Task objective: Retype the material that follows, keeping every word as it is.

Entries taken from a collection
______________________________
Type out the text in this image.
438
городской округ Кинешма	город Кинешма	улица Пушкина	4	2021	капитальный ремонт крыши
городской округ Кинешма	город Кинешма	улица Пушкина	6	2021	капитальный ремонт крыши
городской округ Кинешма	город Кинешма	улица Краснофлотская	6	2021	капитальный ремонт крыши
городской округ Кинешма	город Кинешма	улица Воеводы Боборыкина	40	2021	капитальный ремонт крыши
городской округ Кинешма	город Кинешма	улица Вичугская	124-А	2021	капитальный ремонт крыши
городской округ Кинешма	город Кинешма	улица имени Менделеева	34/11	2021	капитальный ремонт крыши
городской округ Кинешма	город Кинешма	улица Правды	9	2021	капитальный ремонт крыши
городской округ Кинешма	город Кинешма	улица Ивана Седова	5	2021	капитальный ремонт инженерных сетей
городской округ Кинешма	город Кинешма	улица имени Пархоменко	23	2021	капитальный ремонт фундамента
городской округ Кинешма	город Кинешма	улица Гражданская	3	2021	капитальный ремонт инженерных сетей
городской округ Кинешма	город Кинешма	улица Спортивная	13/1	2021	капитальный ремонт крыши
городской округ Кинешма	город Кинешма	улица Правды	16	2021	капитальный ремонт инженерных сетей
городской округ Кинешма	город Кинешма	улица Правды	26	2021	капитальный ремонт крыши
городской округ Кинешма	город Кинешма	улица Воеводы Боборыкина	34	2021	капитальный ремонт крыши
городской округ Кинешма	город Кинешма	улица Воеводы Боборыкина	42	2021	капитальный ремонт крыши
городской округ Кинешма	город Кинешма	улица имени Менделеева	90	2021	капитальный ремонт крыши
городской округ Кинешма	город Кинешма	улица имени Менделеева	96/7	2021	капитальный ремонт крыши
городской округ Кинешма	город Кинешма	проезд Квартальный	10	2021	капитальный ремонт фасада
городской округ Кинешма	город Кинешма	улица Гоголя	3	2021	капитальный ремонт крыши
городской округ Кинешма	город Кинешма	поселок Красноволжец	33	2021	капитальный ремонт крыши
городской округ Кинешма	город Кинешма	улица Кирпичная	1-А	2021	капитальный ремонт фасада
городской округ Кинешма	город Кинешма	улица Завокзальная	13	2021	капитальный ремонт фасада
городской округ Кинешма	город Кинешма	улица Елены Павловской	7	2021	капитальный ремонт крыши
______________________________
Answer to this task:
Type out the text in this image.
438
городской округ Кинешма	город Кинешма	улица Пушкина	4	2021	капитальный ремонт крыши
городской округ Кинешма	город Кинешма	улица Пушкина	6	2021	капитальный ремонт крыши
городской округ Кинешма	город Кинешма	улица Краснофлотская	6	2021	капитальный ремонт крыши
городской округ Кинешма	город Кинешма	улица Воеводы Боборыкина	40	2021	капитальный ремонт крыши
городской округ Кинешма	город Кинешма	улица Вичугская	124-А	2021	капитальный ремонт крыши
городской округ Кинешма	город Кинешма	улица имени Менделеева	34/11	2021	капитальный ремонт крыши
городской округ Кинешма	город Кинешма	улица Правды	9	2021	капитальный ремонт крыши
городской округ Кинешма	город Кинешма	улица Ивана Седова	5	2021	капитальный ремонт инженерных сетей
городской округ Кинешма	город Кинешма	улица имени Пархоменко	23	2021	капитальный ремонт фундамента
городской округ Кинешма	город Кинешма	улица Гражданская	3	2021	капитальный ремонт инженерных сетей
городской округ Кинешма	город Кинешма	улица Спортивная	13/1	2021	капитальный ремонт крыши
городской округ Кинешма	город Кинешма	улица Правды	16	2021	капитальный ремонт инженерных сетей
городской округ Кинешма	город Кинешма	улица Правды	26	2021	капитальный ремонт крыши
городской округ Кинешма	город Кинешма	улица Воеводы Боборыкина	34	2021	капитальный ремонт крыши
городской округ Кинешма	город Кинешма	улица Воеводы Боборыкина	42	2021	капитальный ремонт крыши
городской округ Кинешма	город Кинешма	улица имени Менделеева	90	2021	капитальный ремонт крыши
городской округ Кинешма	город Кинешма	улица имени Менделеева	96/7	2021	капитальный ремонт крыши
городской округ Кинешма	город Кинешма	проезд Квартальный	10	2021	капитальный ремонт фасада
городской округ Кинешма	город Кинешма	улица Гоголя	3	2021	капитальный ремонт крыши
городской округ Кинешма	город Кинешма	поселок Красноволжец	33	2021	капитальный ремонт крыши
городской округ Кинешма	город Кинешма	улица Кирпичная	1-А	2021	капитальный ремонт фасада
городской округ Кинешма	город Кинешма	улица Завокзальная	13	2021	капитальный ремонт фасада
городской округ Кинешма	город Кинешма	улица Елены Павловской	7	2021	капитальный ремонт крыши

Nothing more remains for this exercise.